指示 a:
データの行のうち、「page-title: Flashcard Quiz」を含む行からデータの最後の行までを両端を含めて取り出し、「category-label」を「category-name」に置き換えて書き直してください。それ以外は一切変えないこと。

本文:
▬▬▬▬▬▬▬▬▬▬
開発者を対象とし、ゲーム技術・知識の共有を目指す国内最大級のカンファレンス「CEDEC2024」が開催された。数多くのセッションが行われた中、本稿では株式会社ACT-AGE株式会社バンダイナムコスタジオによるセッション「『鉄拳8』 カスタマイズキャラクターのための多重リグシステム ~複雑な筋肉表現と大量生産の両立」を紹介する。

記事の目次

    膨大な数のプレイアブルキャラクターに対応したカスタマイズ機能

    今年リリースされた、バンダイナムコエンターテインメントの人気3D対戦格闘ゲーム『鉄拳8』。本作はオンラインで世界のプレイヤーと対戦できるだけではなく、自分が使用するキャラクターを自由にカスタマイズできる機能も魅力だ。

    こうしたカスタマイズは昨今の対戦格闘ゲームでは珍しくないが、『鉄拳8』の場合、カスタム要素の豊富さが特長だ。

    しかも『鉄拳8』には膨大な数のプレイアブルキャラクターが存在する。キャラクターの数だけカスタマイズ機能も対応しなくてはならない。おまけにグラフィックがハイレベルで、品質を下げにくい。こういった状況に、現場はどう対応したのだろうか。CEDEC 2024で行われた本講演は、そんな『鉄拳8』のカスタマイズ機能への対応に着目した内容だ。

    講演ではACT-AGEのリードキャラクターリグアーティストである大橋英樹氏と、バンダイナムコスタジオのテクニカルアニメーター兼リガーの近藤直樹氏が登壇した。大橋氏が講演のはじめに「量産に関わる泥臭い内容になっている」と言った通り、膨大な作業量に対応できるシステムを、いかに構築したかの手法が語られた。

    カスタマイズ機能の裏にあった、想像を絶する作業工数の問題

    ▲左から大橋英樹氏(ACT-AGE)、近藤直樹氏(バンダイナムコスタジオ)

    まず『鉄拳8』のカスタマイズ機能を他の対戦格闘ゲームと比較した際、そのちがいとしてディテールの細かさが挙げられる。

    他の対戦格闘ゲームでカスタマイズ機能と言えば、コスチュームの色替えや別のコスチュームを用意するのが主流だ。対して『鉄拳8』では、上半身や下半身のほか、帽子やメガネといったアクセサリもコーディネートでき、全身を好きにカスタムできる。

    ▲『鉄拳8』のキャラクターカスタマイズの一例、眼鏡や猫耳などでアレンジできる

    大橋氏は『鉄拳8』の特長として「キャラクターカスタマイズは、キャラクタークリエーションではない」と語る。クリエーションの場合は、何らかのエディタを使い、1からキャラクターをつくっていくが、『鉄拳8』の場合は元キャラクターの身体的な個性をベースにカスタマイズするということだ。
▬▬▬▬▬▬▬▬▬▬
提供データ:
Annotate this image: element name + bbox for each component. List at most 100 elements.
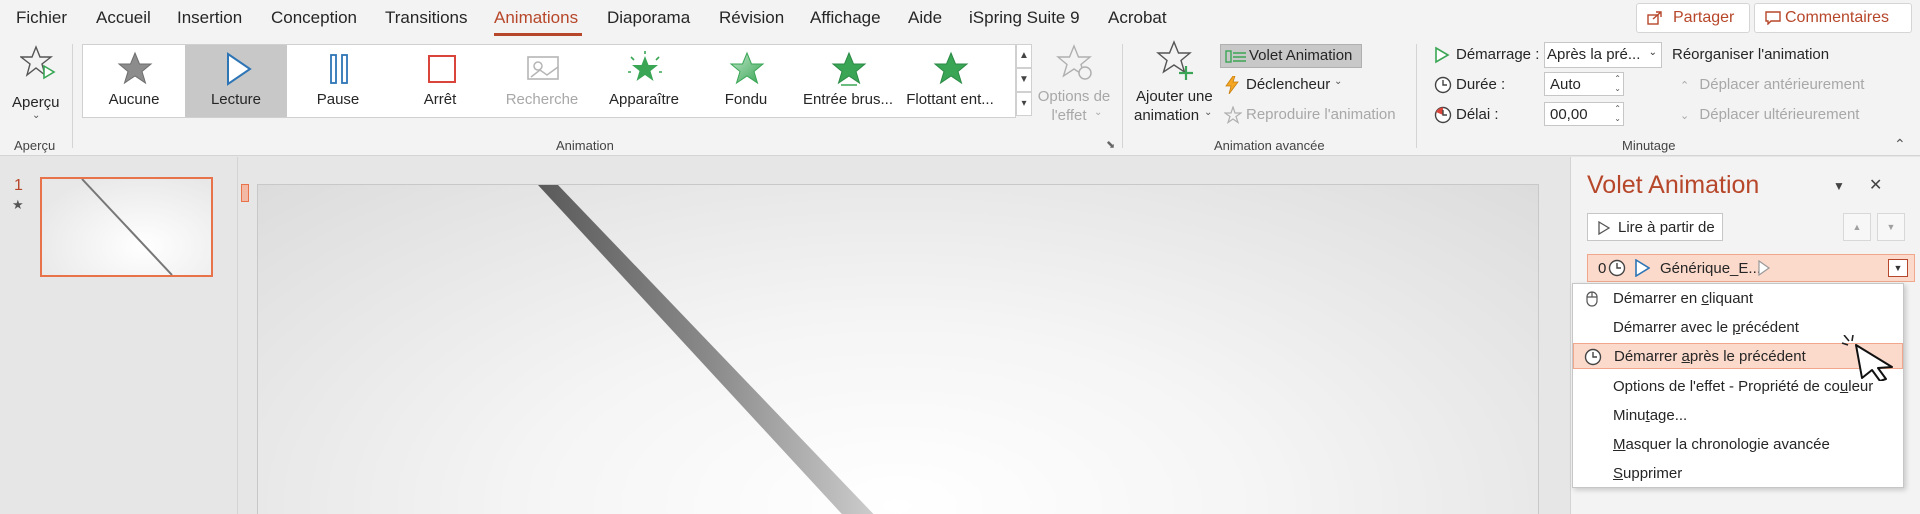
spinner-arrows[interactable]: ⌃ ⌄: [1614, 104, 1621, 124]
tab-accueil[interactable]: Accueil: [96, 8, 151, 28]
preview-button[interactable]: Aperçu ⌄: [8, 44, 64, 124]
dialog-launcher-icon[interactable]: ⬊: [1106, 138, 1115, 151]
start-select-value: Après la pré...: [1547, 46, 1641, 63]
preview-label: Aperçu: [12, 94, 60, 111]
slide-number: 1: [14, 177, 23, 194]
fade-star-icon: [729, 51, 765, 85]
animation-context-menu: Démarrer en cliquant Démarrer avec le pr…: [1572, 283, 1904, 488]
slide-thumbnail[interactable]: [40, 177, 213, 277]
menu-item-text: age...: [1649, 407, 1688, 424]
tab-revision[interactable]: Révision: [719, 8, 784, 28]
collapse-ribbon-icon[interactable]: ⌃: [1894, 136, 1906, 153]
play-icon: [227, 52, 252, 86]
animation-marker[interactable]: [241, 184, 249, 202]
painter-star-icon: [1224, 106, 1242, 124]
play-icon: [1635, 259, 1650, 277]
gallery-item-fondu[interactable]: Fondu: [695, 45, 797, 117]
play-from-button[interactable]: Lire à partir de: [1587, 213, 1723, 241]
animation-pane-label: Volet Animation: [1249, 47, 1353, 64]
tab-transitions[interactable]: Transitions: [385, 8, 468, 28]
pane-options-icon[interactable]: ▼: [1833, 179, 1845, 193]
start-label: Démarrage :: [1456, 46, 1540, 63]
clock-icon: [1608, 259, 1626, 277]
menu-item-text: Minu: [1613, 407, 1646, 424]
animation-gallery: Aucune Lecture Pause Arrêt Recherche App…: [82, 44, 1016, 118]
gallery-scroll-down-button[interactable]: ▼: [1016, 68, 1032, 92]
gray-star-icon: [117, 51, 153, 85]
share-label: Partager: [1673, 9, 1735, 26]
gallery-item-flottant[interactable]: Flottant ent...: [899, 45, 1001, 117]
spinner-arrows[interactable]: ⌃ ⌄: [1614, 74, 1621, 94]
close-icon[interactable]: ✕: [1869, 175, 1882, 195]
gallery-item-arret[interactable]: Arrêt: [389, 45, 491, 117]
move-up-button[interactable]: ▲: [1843, 213, 1871, 241]
menu-item-timing[interactable]: Minutage...: [1573, 403, 1903, 429]
menu-item-text: Démarrer avec le: [1613, 319, 1733, 336]
gallery-item-recherche: Recherche: [491, 45, 593, 117]
tab-ispring[interactable]: iSpring Suite 9: [969, 8, 1080, 28]
gallery-scroll-up-button[interactable]: ▲: [1016, 44, 1032, 68]
menu-item-text: liquant: [1708, 290, 1754, 307]
chevron-up-icon: ⌃: [1680, 80, 1690, 92]
delay-spinner[interactable]: 00,00 ⌃ ⌄: [1544, 102, 1624, 126]
gallery-label: Flottant ent...: [906, 91, 994, 108]
fly-in-star-icon: [831, 51, 867, 86]
menu-item-mnemonic: M: [1613, 436, 1626, 453]
slide-canvas[interactable]: [257, 184, 1539, 514]
gallery-label: Fondu: [724, 91, 768, 108]
menu-item-mnemonic: S: [1613, 465, 1624, 482]
divider: [72, 44, 73, 148]
effect-options-label-2: l'effet: [1051, 107, 1087, 124]
preview-star-icon: [20, 45, 56, 80]
powerpoint-window: Fichier Accueil Insertion Conception Tra…: [0, 0, 1920, 514]
tab-acrobat[interactable]: Acrobat: [1108, 8, 1167, 28]
delay-label: Délai :: [1456, 106, 1499, 123]
gallery-item-lecture[interactable]: Lecture: [185, 45, 287, 117]
ribbon: Aperçu ⌄ Aperçu Aucune Lecture Pause Arr…: [0, 36, 1920, 156]
start-select[interactable]: Après la pré... ⌄: [1544, 42, 1662, 68]
add-animation-icon: [1156, 40, 1193, 80]
tab-insertion[interactable]: Insertion: [177, 8, 242, 28]
animation-pane-button[interactable]: Volet Animation: [1220, 44, 1362, 68]
pause-icon: [330, 54, 348, 84]
play-icon: [1598, 221, 1610, 235]
timeline-marker-icon: [1758, 260, 1770, 276]
chevron-down-icon: ⌄: [1648, 47, 1657, 58]
animation-list-item[interactable]: 0 Générique_E... ▼: [1587, 254, 1915, 282]
gallery-item-pause[interactable]: Pause: [287, 45, 389, 117]
lightning-icon: [1225, 76, 1239, 94]
mouse-cursor-icon: [1841, 335, 1893, 381]
menu-item-mnemonic: a: [1681, 348, 1690, 365]
add-animation-button[interactable]: Ajouter une animation ⌄: [1132, 40, 1218, 130]
comments-button[interactable]: Commentaires: [1754, 3, 1912, 33]
animation-item-dropdown[interactable]: ▼: [1888, 259, 1908, 277]
move-later-label: Déplacer ultérieurement: [1699, 106, 1860, 123]
thumbnail-diagonal-line: [81, 179, 173, 275]
divider: [1122, 44, 1123, 148]
tab-conception[interactable]: Conception: [271, 8, 357, 28]
menu-item-delete[interactable]: Supprimer: [1573, 461, 1903, 487]
painter-label: Reproduire l'animation: [1246, 106, 1396, 123]
move-earlier-button: ⌃ Déplacer antérieurement: [1680, 76, 1864, 93]
menu-item-hide-timeline[interactable]: Masquer la chronologie avancée: [1573, 432, 1903, 458]
gallery-item-apparaitre[interactable]: Apparaître: [593, 45, 695, 117]
tab-aide[interactable]: Aide: [908, 8, 942, 28]
slide-editor: [239, 157, 1570, 514]
menu-item-text: upprimer: [1623, 465, 1683, 482]
duration-spinner[interactable]: Auto ⌃ ⌄: [1544, 72, 1624, 96]
tab-fichier[interactable]: Fichier: [16, 8, 67, 28]
gallery-label: Arrêt: [423, 91, 457, 108]
menu-item-start-on-click[interactable]: Démarrer en cliquant: [1573, 286, 1903, 312]
gallery-item-aucune[interactable]: Aucune: [83, 45, 185, 117]
tab-affichage[interactable]: Affichage: [810, 8, 881, 28]
appear-star-icon: [628, 51, 662, 81]
tab-animations[interactable]: Animations: [494, 8, 578, 28]
add-animation-label-2: animation: [1134, 107, 1200, 124]
gallery-more-button[interactable]: ▾: [1016, 92, 1032, 116]
share-button[interactable]: Partager: [1636, 3, 1750, 33]
tab-diaporama[interactable]: Diaporama: [607, 8, 690, 28]
slide-diagonal-shape: [538, 185, 874, 514]
move-down-button[interactable]: ▼: [1877, 213, 1905, 241]
gallery-item-entree-brusque[interactable]: Entrée brus...: [797, 45, 899, 117]
menu-item-text: Démarrer en: [1613, 290, 1702, 307]
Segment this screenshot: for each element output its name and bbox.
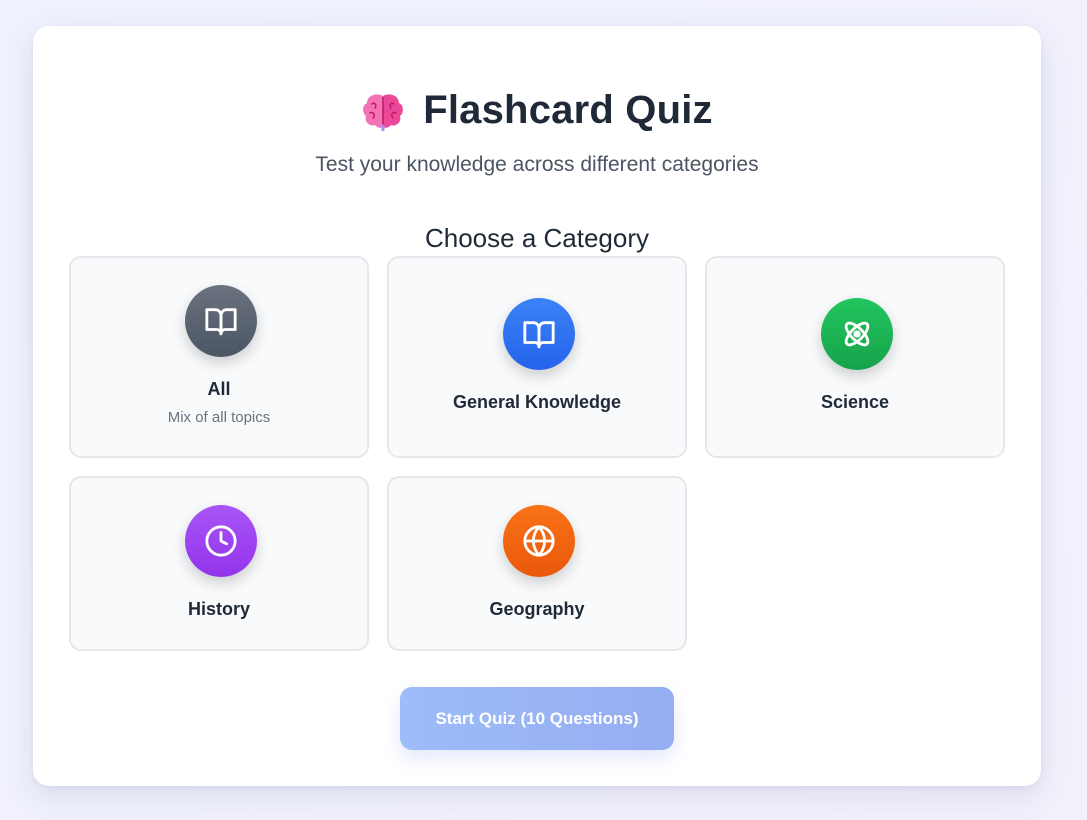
page-title: Flashcard Quiz [423, 88, 713, 132]
globe-icon [523, 525, 555, 557]
category-icon-circle [185, 505, 257, 577]
category-label: History [187, 599, 250, 619]
book-icon [205, 308, 237, 336]
atom-icon [844, 321, 870, 347]
category-description: Mix of all topics [167, 409, 271, 426]
category-icon-circle [185, 285, 257, 357]
category-label: Science [820, 392, 890, 412]
category-tile-geography[interactable]: Geography [387, 476, 687, 651]
category-tile-all[interactable]: All Mix of all topics [69, 256, 369, 458]
category-label: Geography [489, 599, 585, 619]
clock-icon [205, 525, 237, 557]
title-row: Flashcard Quiz [33, 88, 1041, 133]
category-icon-circle [503, 298, 575, 370]
category-label: General Knowledge [452, 392, 622, 412]
quiz-card: Flashcard Quiz Test your knowledge acros… [33, 26, 1041, 786]
category-icon-circle [503, 505, 575, 577]
book-icon [523, 321, 555, 349]
category-tile-science[interactable]: Science [705, 256, 1005, 458]
category-icon-circle [821, 298, 893, 370]
start-quiz-button[interactable]: Start Quiz (10 Questions) [400, 687, 674, 750]
category-tile-general-knowledge[interactable]: General Knowledge [387, 256, 687, 458]
page-subtitle: Test your knowledge across different cat… [315, 153, 759, 176]
section-title: Choose a Category [424, 223, 650, 253]
brain-icon [361, 91, 405, 131]
category-label: All [207, 379, 231, 399]
category-tile-history[interactable]: History [69, 476, 369, 651]
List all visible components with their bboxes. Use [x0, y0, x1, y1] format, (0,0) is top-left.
▬▬▬▬▬▬▬▬▬▬
指示 b:
本文の「まず『鉄拳8』のカスタマイズ」から「全身を好きにカスタムできる。」までを、両端を含めて一字一句そのまま書き写す。

回答全文 a:
page-title: Flashcard Quiz [423, 88, 713, 132]
globe-icon [523, 525, 555, 557]
category-icon-circle [185, 505, 257, 577]
category-name: History [187, 599, 250, 619]
book-icon [205, 308, 237, 336]
atom-icon [844, 321, 870, 347]
category-description: Mix of all topics [167, 409, 271, 426]
category-icon-circle [185, 285, 257, 357]
category-name: Science [820, 392, 890, 412]
category-tile-geography[interactable]: Geography [387, 476, 687, 651]
category-tile-all[interactable]: All Mix of all topics [69, 256, 369, 458]
category-name: Geography [489, 599, 585, 619]
clock-icon [205, 525, 237, 557]
title-row: Flashcard Quiz [33, 88, 1041, 133]
category-icon-circle [503, 298, 575, 370]
category-name: General Knowledge [452, 392, 622, 412]
quiz-card: Flashcard Quiz Test your knowledge acros… [33, 26, 1041, 786]
category-icon-circle [503, 505, 575, 577]
book-icon [523, 321, 555, 349]
category-tile-science[interactable]: Science [705, 256, 1005, 458]
category-icon-circle [821, 298, 893, 370]
start-quiz-button[interactable]: Start Quiz (10 Questions) [400, 687, 674, 750]
category-tile-general-knowledge[interactable]: General Knowledge [387, 256, 687, 458]
page-subtitle: Test your knowledge across different cat… [315, 153, 759, 176]
section-title: Choose a Category [424, 223, 650, 253]
brain-icon [361, 91, 405, 131]
category-name: All [207, 379, 231, 399]
category-tile-history[interactable]: History [69, 476, 369, 651]
List all visible components with their bboxes. Use [x0, y0, x1, y1] format, (0,0) is top-left.

回答全文 b:
まず『鉄拳8』のカスタマイズ機能を他の対戦格闘ゲームと比較した際、そのちがいとしてディテールの細かさが挙げられる。

    他の対戦格闘ゲームでカスタマイズ機能と言えば、コスチュームの色替えや別のコスチュームを用意するのが主流だ。対して『鉄拳8』では、上半身や下半身のほか、帽子やメガネといったアクセサリもコーディネートでき、全身を好きにカスタムできる。